>>

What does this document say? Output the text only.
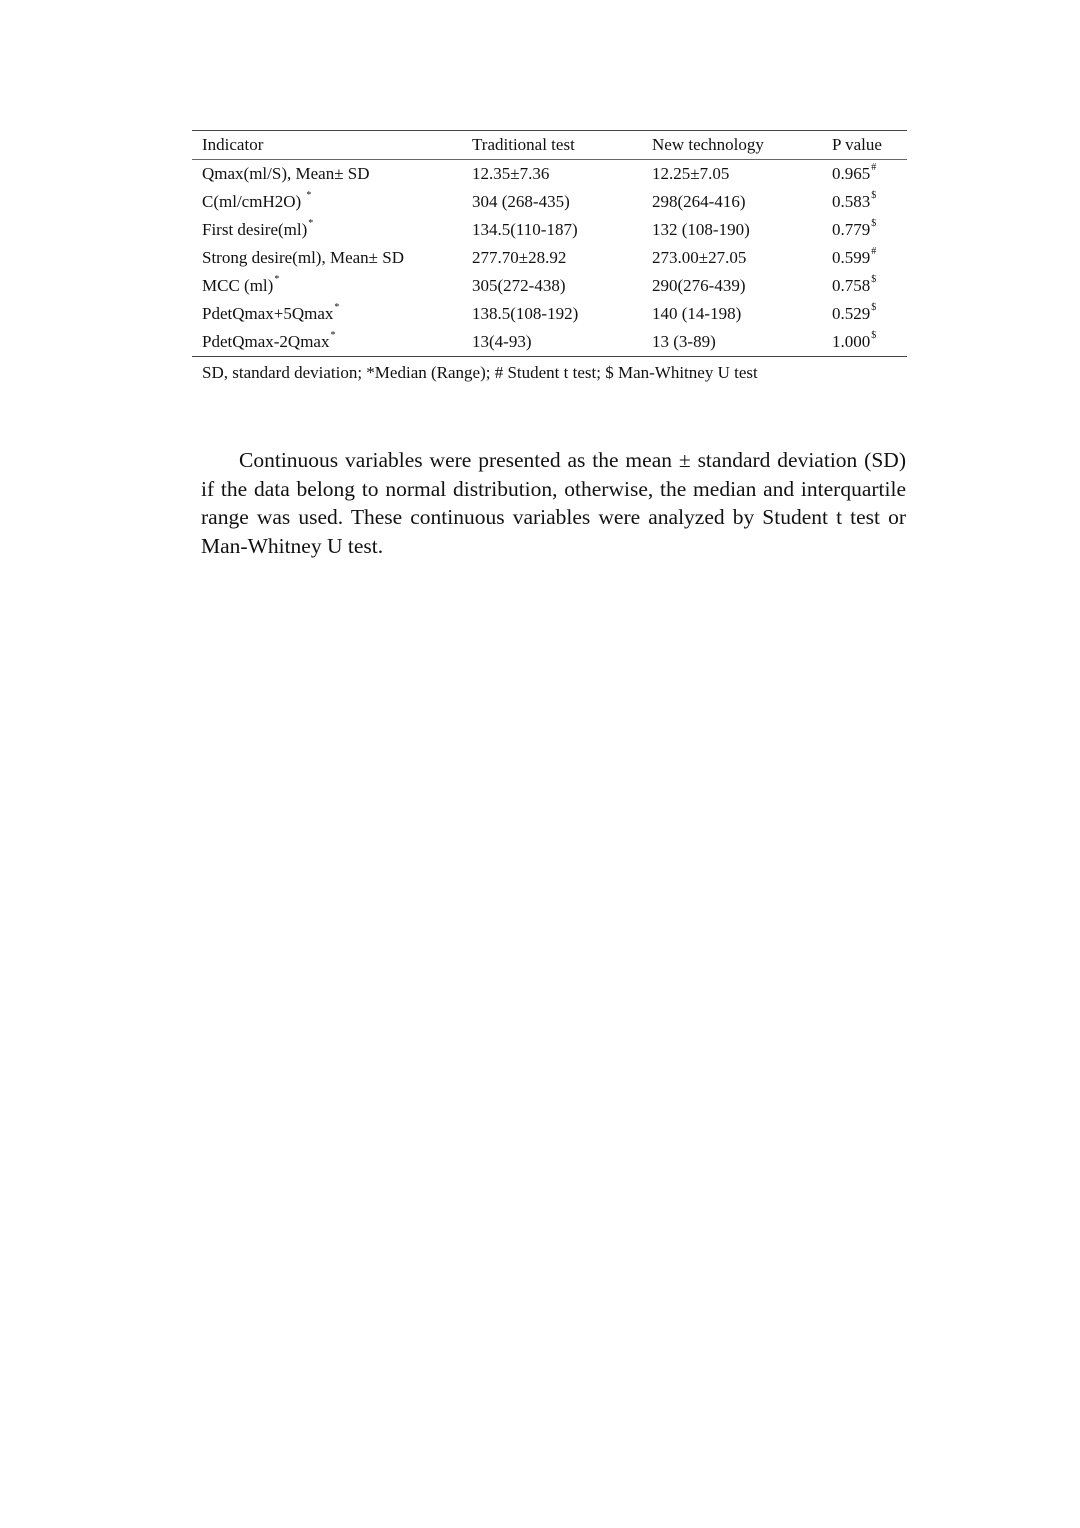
Indicator	Traditional test	New technology	P value
Qmax(ml/S), Mean± SD	12.35±7.36	12.25±7.05	0.965#
C(ml/cmH2O) *	304 (268-435)	298(264-416)	0.583$
First desire(ml)*	134.5(110-187)	132 (108-190)	0.779$
Strong desire(ml), Mean± SD	277.70±28.92	273.00±27.05	0.599#
MCC (ml)*	305(272-438)	290(276-439)	0.758$
PdetQmax+5Qmax*	138.5(108-192)	140 (14-198)	0.529$
PdetQmax-2Qmax*	13(4-93)	13 (3-89)	1.000$

SD, standard deviation; *Median (Range); # Student t test; $ Man-Whitney U test

Continuous variables were presented as the mean ± standard deviation (SD) if the data belong to normal distribution, otherwise, the median and interquartile range was used. These continuous variables were analyzed by Student t test or Man-Whitney U test.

<<

TO DO:
Search the entries for the string "desire" and collect each line that has it.

FULL OUTPUT:
First desire(ml)*	134.5(110-187)	132 (108-190)	0.779$
Strong desire(ml), Mean± SD	277.70±28.92	273.00±27.05	0.599#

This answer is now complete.